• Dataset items
━━━━━━━━━━━━━━━━━━━━━━━━━━━━━━

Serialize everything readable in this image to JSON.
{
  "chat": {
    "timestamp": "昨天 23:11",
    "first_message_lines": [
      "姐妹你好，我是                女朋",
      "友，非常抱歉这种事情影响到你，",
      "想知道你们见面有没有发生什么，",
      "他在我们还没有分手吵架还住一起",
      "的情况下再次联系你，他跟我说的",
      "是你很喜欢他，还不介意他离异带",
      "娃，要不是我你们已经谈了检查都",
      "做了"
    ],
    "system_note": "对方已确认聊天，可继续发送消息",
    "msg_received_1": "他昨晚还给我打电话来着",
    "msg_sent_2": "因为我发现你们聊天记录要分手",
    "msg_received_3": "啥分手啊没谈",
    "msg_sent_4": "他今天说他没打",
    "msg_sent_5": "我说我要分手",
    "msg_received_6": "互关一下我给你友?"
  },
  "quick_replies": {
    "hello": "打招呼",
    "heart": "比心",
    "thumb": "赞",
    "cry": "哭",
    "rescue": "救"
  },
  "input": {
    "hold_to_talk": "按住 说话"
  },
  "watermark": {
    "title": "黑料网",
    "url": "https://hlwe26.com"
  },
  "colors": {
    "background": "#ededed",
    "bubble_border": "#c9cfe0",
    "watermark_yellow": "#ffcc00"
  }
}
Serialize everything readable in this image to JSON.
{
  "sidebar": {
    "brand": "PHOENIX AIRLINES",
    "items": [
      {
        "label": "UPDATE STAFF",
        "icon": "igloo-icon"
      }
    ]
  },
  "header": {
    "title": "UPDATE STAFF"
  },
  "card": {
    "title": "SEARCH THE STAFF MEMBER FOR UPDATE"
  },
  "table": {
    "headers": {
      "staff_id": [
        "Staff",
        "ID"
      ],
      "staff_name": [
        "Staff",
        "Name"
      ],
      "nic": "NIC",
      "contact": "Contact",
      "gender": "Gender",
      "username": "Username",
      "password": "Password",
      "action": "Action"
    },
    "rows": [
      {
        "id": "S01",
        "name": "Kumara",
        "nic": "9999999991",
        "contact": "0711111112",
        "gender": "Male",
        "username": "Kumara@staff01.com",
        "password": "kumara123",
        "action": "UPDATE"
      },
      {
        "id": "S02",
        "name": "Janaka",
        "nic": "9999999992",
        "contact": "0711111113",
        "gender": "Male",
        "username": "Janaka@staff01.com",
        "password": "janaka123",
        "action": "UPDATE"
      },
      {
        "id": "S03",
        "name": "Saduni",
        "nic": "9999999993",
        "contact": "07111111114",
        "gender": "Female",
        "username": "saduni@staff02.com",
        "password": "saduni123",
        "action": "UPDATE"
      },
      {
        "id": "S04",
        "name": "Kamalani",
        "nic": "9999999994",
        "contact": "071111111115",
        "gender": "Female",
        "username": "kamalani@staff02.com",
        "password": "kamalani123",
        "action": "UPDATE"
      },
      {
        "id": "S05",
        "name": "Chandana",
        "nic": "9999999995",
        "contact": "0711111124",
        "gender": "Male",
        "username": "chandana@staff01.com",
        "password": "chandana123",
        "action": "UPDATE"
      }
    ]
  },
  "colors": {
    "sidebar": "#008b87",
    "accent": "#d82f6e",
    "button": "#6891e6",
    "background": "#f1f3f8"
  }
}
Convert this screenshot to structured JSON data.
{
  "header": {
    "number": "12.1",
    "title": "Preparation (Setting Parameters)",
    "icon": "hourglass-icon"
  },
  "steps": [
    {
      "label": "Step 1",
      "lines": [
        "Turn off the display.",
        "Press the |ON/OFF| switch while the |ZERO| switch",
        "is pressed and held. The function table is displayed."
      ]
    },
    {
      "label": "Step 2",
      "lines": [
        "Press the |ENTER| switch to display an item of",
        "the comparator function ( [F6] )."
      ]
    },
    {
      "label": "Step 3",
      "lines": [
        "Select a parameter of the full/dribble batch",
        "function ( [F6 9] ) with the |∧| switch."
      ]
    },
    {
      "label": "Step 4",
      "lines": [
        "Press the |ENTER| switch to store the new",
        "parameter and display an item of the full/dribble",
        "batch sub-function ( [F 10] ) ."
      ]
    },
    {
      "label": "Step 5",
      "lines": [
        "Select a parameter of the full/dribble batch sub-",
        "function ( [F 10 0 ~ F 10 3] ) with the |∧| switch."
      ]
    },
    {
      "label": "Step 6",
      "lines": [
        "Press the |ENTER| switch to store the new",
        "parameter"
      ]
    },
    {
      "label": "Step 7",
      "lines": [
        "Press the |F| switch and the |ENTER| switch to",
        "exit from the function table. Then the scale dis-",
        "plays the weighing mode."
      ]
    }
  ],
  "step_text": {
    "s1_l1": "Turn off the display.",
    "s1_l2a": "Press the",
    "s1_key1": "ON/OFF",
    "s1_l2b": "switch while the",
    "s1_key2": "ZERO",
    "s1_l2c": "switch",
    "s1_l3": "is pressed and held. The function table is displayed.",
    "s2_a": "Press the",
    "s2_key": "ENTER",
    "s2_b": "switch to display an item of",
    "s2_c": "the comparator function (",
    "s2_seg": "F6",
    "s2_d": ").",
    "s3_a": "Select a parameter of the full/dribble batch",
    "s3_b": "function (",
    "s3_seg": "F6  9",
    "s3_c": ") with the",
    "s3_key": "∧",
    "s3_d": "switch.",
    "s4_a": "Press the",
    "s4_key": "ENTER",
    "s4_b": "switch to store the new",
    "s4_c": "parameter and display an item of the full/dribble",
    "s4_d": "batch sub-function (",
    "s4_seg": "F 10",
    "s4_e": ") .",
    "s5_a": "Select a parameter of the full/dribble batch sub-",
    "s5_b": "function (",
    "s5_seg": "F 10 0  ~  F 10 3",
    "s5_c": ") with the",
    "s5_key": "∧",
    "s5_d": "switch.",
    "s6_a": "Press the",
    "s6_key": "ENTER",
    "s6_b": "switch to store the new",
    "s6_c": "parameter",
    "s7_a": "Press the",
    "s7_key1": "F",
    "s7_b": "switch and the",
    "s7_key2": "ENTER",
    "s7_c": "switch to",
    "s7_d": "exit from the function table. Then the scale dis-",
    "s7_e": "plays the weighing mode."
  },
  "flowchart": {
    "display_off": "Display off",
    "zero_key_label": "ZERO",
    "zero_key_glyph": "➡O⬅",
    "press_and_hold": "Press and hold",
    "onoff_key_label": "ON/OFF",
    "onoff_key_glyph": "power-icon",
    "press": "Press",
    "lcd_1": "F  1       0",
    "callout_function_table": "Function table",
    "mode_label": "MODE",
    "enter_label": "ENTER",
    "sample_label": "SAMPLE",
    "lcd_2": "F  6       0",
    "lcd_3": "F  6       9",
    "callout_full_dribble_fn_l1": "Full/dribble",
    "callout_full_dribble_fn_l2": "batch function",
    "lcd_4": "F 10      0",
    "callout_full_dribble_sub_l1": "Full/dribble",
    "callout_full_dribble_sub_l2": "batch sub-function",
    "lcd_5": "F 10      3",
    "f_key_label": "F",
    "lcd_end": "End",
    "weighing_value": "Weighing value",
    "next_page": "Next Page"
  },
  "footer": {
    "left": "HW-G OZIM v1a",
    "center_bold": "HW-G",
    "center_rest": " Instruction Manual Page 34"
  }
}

━━━━━━━━━━━━━━━━━━━━━━━━━━━━━━

• EXERCISE DETAILS
Copy each line that contains the word "title".

• TASK RESPONSE
    "title": "黑料网",
    "title": "UPDATE STAFF"
    "title": "SEARCH THE STAFF MEMBER FOR UPDATE"
    "title": "Preparation (Setting Parameters)",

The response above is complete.